[EXERCISE TASK]: Copy all lines below exactly as written. Leave pictures out.

______________________________

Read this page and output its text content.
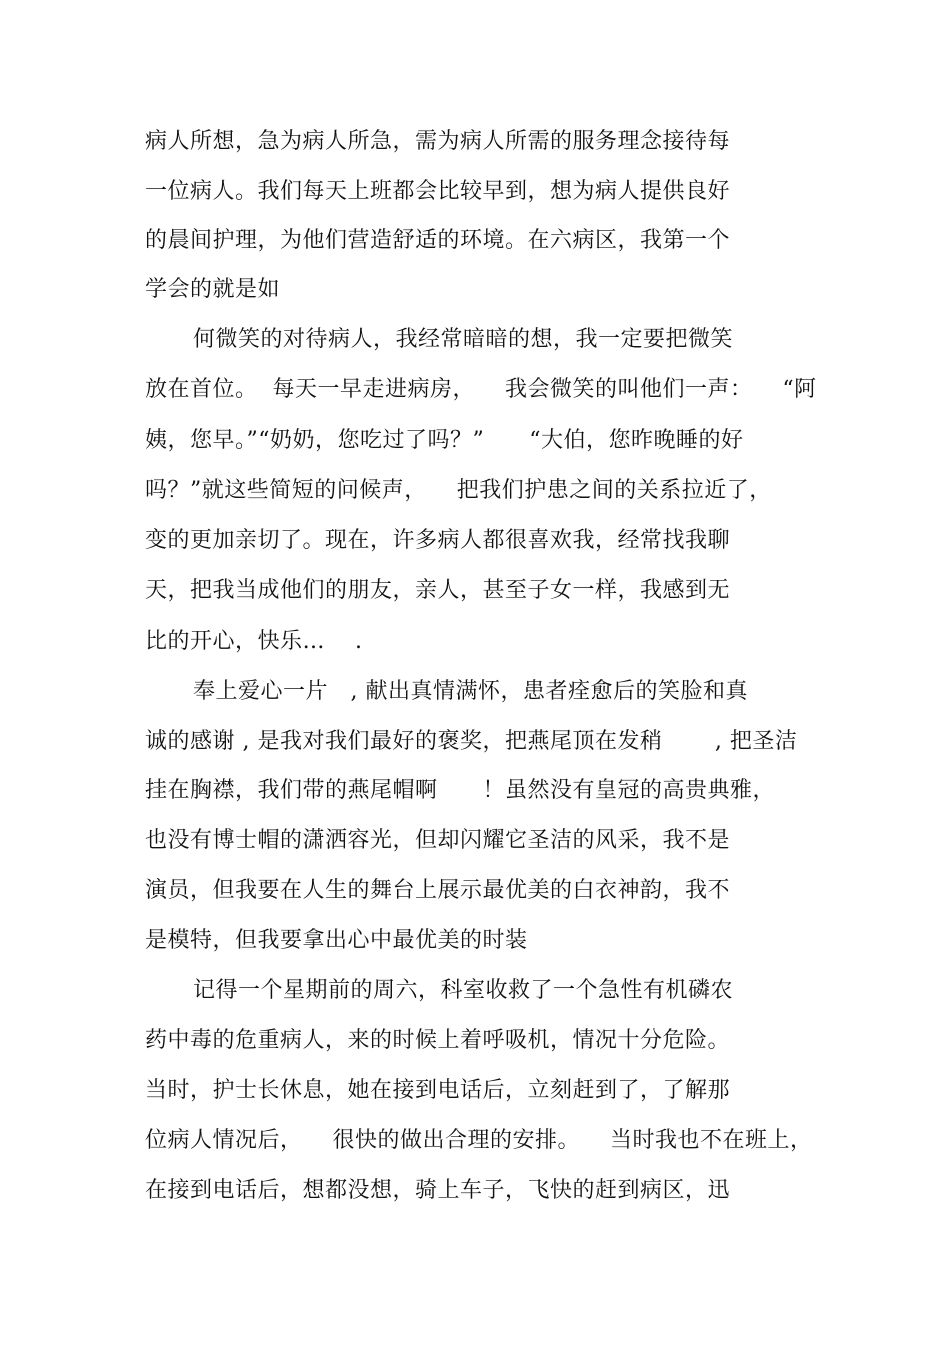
病人所想，急为病人所急，需为病人所需的服务理念接待每
一位病人。我们每天上班都会比较早到，想为病人提供良好
的晨间护理，为他们营造舒适的环境。在六病区，我第一个
学会的就是如
何微笑的对待病人，我经常暗暗的想，我一定要把微笑
放在首位。  每天一早走进病房，    我会微笑的叫他们一声：    “阿
姨，您早。”“奶奶，您吃过了吗？”      “大伯，您昨晚睡的好
吗？”就这些简短的问候声，    把我们护患之间的关系拉近了，
变的更加亲切了。现在，许多病人都很喜欢我，经常找我聊
天，把我当成他们的朋友，亲人，甚至子女一样，我感到无
比的开心，快乐…    .
奉上爱心一片   , 献出真情满怀，患者痊愈后的笑脸和真
诚的感谢 , 是我对我们最好的褒奖，把燕尾顶在发稍       , 把圣洁
挂在胸襟，我们带的燕尾帽啊      ！虽然没有皇冠的高贵典雅，
也没有博士帽的潇洒容光，但却闪耀它圣洁的风采，我不是
演员，但我要在人生的舞台上展示最优美的白衣神韵，我不
是模特，但我要拿出心中最优美的时装
记得一个星期前的周六，科室收救了一个急性有机磷农
药中毒的危重病人，来的时候上着呼吸机，情况十分危险。
当时，护士长休息，她在接到电话后，立刻赶到了，了解那
位病人情况后，    很快的做出合理的安排。    当时我也不在班上，
在接到电话后，想都没想，骑上车子，飞快的赶到病区，迅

______________________________

[FULL SOLUTION]:
Read this page and output its text content.
病人所想，急为病人所急，需为病人所需的服务理念接待每
一位病人。我们每天上班都会比较早到，想为病人提供良好
的晨间护理，为他们营造舒适的环境。在六病区，我第一个
学会的就是如
何微笑的对待病人，我经常暗暗的想，我一定要把微笑
放在首位。  每天一早走进病房，    我会微笑的叫他们一声：    “阿
姨，您早。”“奶奶，您吃过了吗？”      “大伯，您昨晚睡的好
吗？”就这些简短的问候声，    把我们护患之间的关系拉近了，
变的更加亲切了。现在，许多病人都很喜欢我，经常找我聊
天，把我当成他们的朋友，亲人，甚至子女一样，我感到无
比的开心，快乐…    .
奉上爱心一片   , 献出真情满怀，患者痊愈后的笑脸和真
诚的感谢 , 是我对我们最好的褒奖，把燕尾顶在发稍       , 把圣洁
挂在胸襟，我们带的燕尾帽啊      ！虽然没有皇冠的高贵典雅，
也没有博士帽的潇洒容光，但却闪耀它圣洁的风采，我不是
演员，但我要在人生的舞台上展示最优美的白衣神韵，我不
是模特，但我要拿出心中最优美的时装
记得一个星期前的周六，科室收救了一个急性有机磷农
药中毒的危重病人，来的时候上着呼吸机，情况十分危险。
当时，护士长休息，她在接到电话后，立刻赶到了，了解那
位病人情况后，    很快的做出合理的安排。    当时我也不在班上，
在接到电话后，想都没想，骑上车子，飞快的赶到病区，迅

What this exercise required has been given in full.